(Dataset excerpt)
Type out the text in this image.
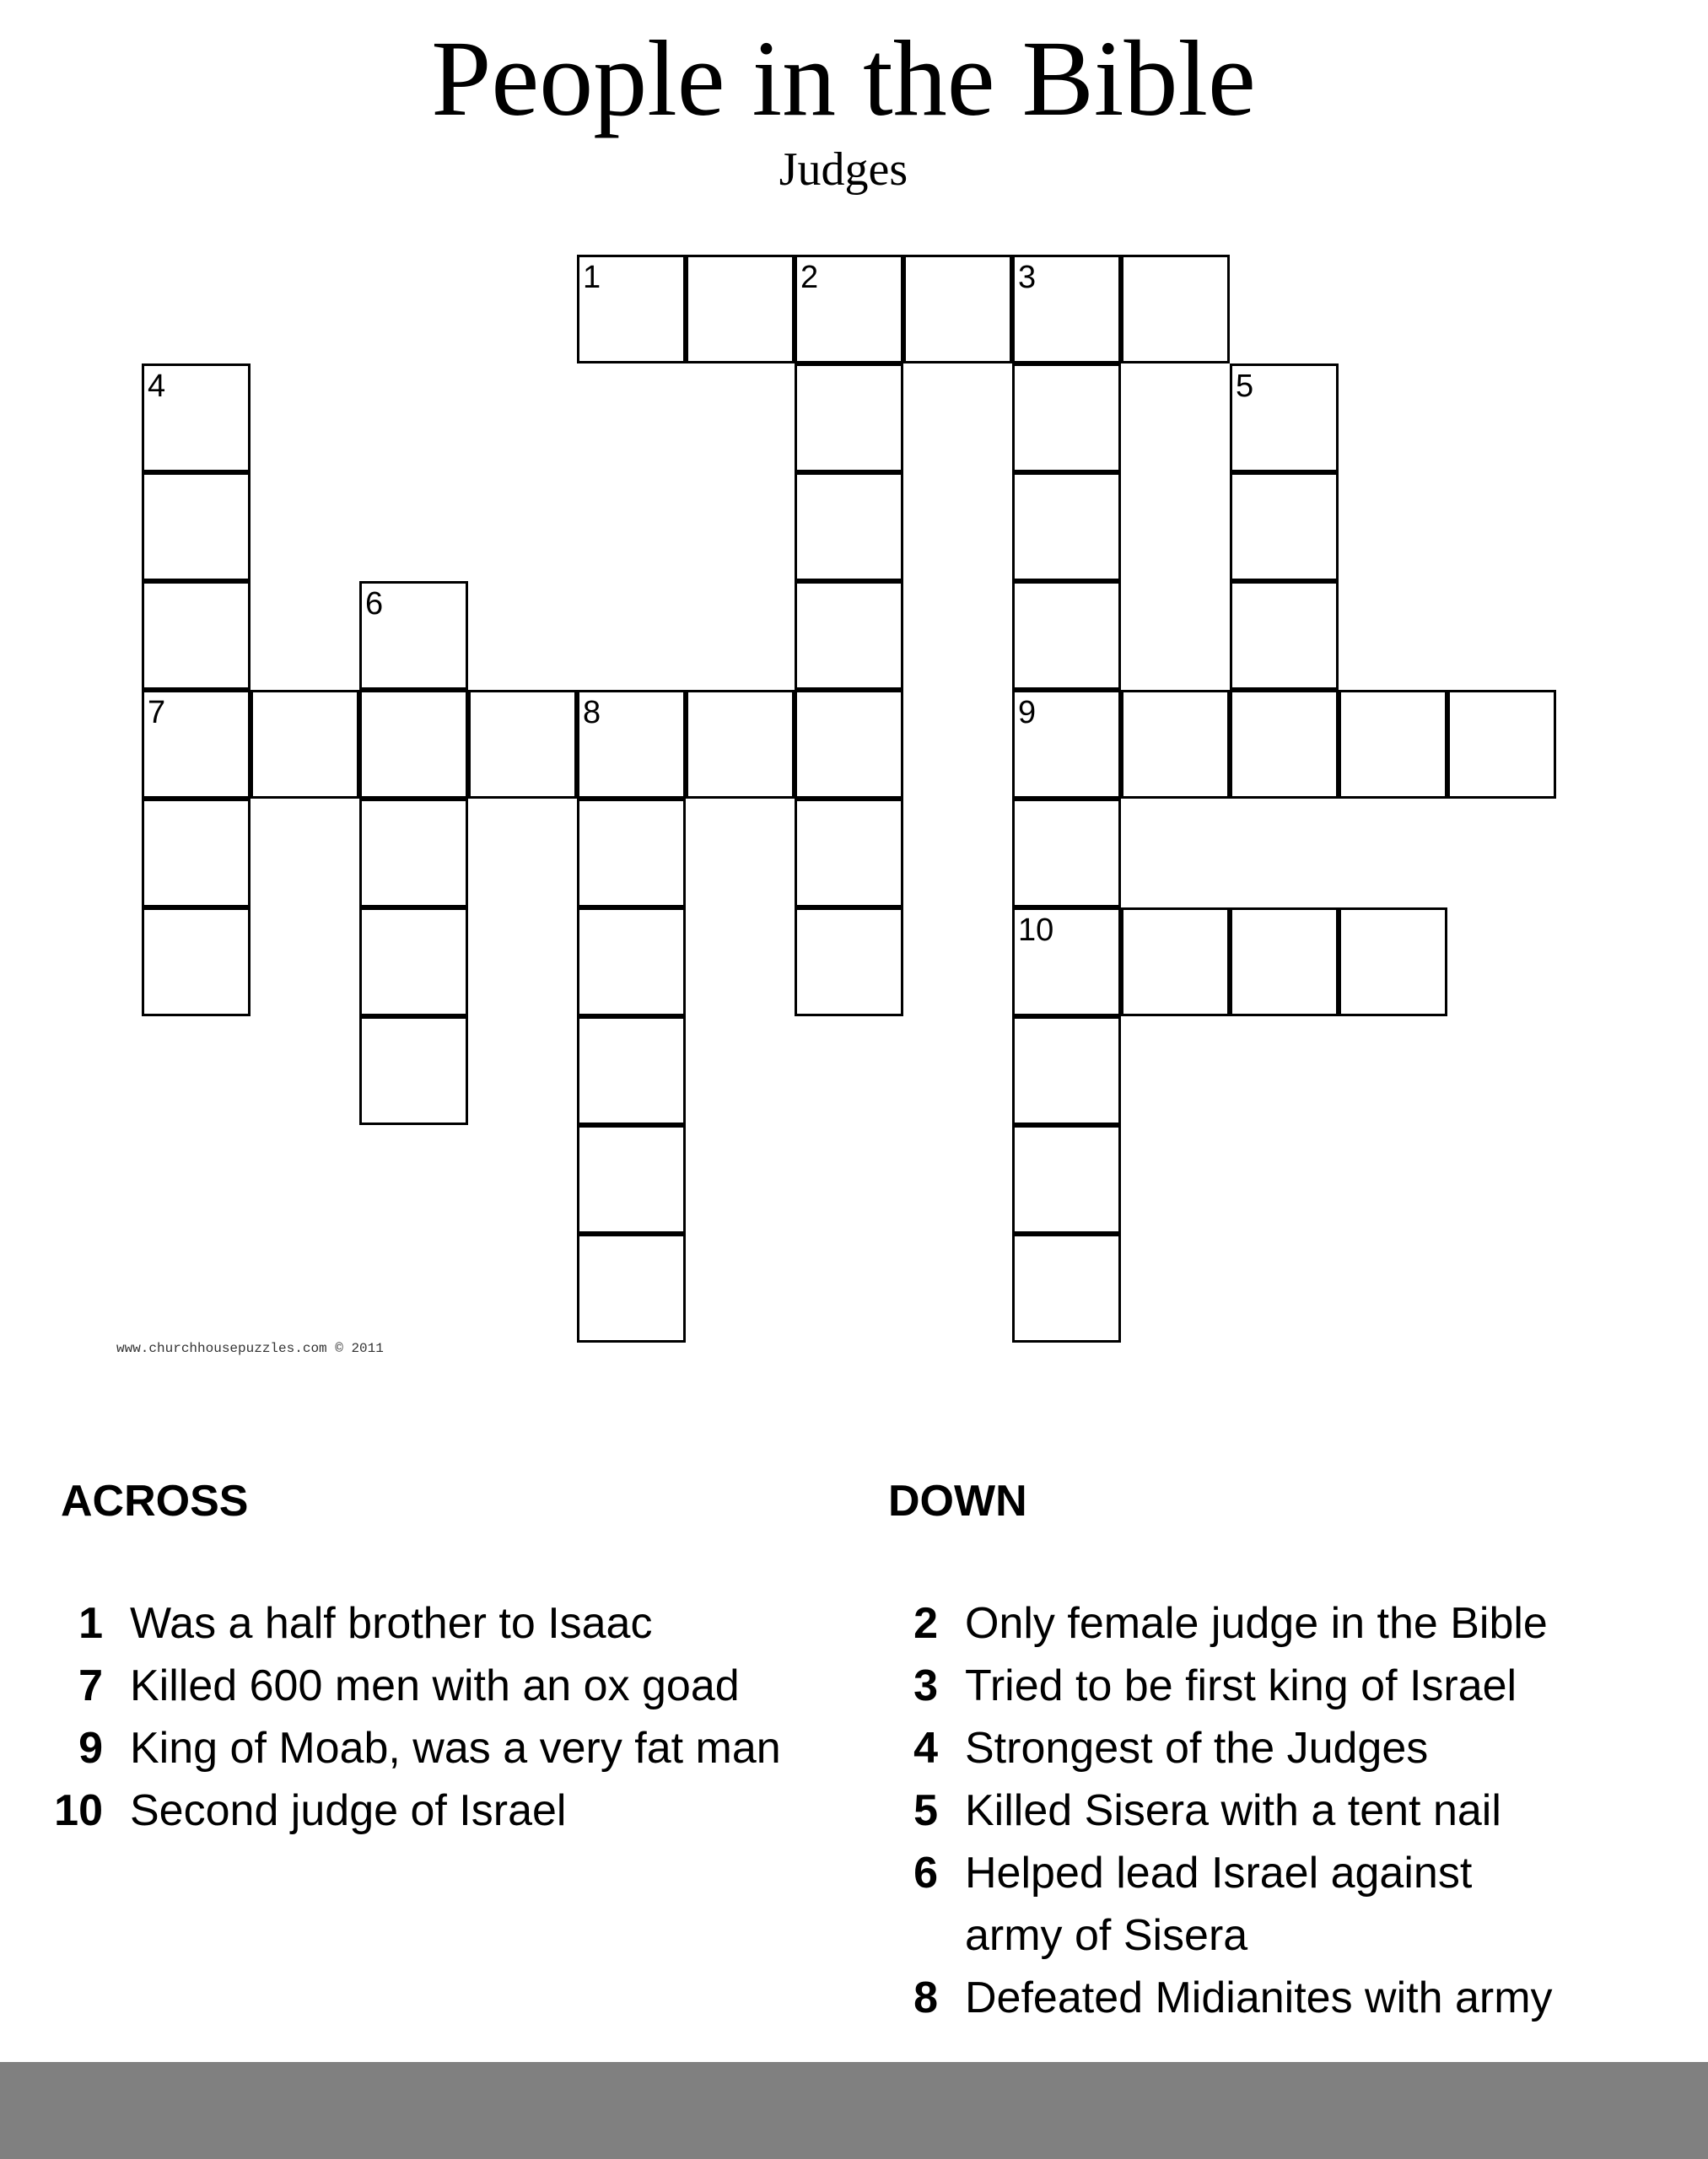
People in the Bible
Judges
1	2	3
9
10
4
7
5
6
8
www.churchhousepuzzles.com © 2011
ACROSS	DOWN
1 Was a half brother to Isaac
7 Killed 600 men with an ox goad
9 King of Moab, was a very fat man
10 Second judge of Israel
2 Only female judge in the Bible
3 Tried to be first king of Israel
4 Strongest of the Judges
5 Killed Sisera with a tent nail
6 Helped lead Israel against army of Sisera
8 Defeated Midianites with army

* * *

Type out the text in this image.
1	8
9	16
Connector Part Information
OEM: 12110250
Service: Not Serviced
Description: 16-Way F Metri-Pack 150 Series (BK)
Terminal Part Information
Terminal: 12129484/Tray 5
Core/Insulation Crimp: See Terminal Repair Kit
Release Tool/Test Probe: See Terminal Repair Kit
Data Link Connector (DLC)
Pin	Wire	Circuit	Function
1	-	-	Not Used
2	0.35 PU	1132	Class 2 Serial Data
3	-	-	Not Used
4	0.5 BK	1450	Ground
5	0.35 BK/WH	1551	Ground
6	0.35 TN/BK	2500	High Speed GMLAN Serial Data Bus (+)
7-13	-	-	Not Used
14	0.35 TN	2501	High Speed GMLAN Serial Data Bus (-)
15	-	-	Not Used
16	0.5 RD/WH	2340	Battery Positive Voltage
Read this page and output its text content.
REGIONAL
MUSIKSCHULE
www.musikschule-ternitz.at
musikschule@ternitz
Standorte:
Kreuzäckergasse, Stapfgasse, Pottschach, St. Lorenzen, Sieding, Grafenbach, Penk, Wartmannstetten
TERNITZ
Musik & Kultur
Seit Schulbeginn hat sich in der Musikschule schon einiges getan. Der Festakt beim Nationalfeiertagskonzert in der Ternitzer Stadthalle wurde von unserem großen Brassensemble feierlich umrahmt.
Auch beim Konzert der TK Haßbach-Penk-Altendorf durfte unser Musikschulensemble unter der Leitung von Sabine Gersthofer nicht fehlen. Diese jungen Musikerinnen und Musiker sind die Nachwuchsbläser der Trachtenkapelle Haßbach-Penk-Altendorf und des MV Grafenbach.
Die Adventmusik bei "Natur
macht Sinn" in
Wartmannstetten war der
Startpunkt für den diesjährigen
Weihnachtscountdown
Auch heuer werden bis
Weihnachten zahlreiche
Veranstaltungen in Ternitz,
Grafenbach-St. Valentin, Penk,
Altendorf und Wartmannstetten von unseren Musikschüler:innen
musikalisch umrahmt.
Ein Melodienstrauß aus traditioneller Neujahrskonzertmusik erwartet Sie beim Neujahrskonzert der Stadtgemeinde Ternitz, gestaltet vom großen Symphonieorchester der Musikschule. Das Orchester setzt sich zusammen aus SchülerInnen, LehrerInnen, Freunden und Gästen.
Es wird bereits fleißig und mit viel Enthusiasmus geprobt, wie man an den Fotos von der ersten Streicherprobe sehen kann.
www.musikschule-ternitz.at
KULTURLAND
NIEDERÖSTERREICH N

__Exercise details__:
Pick each line holding the word "Used" out of the data and copy it.

__Solved exercise__:
1	-	-	Not Used
3	-	-	Not Used
7-13	-	-	Not Used
15	-	-	Not Used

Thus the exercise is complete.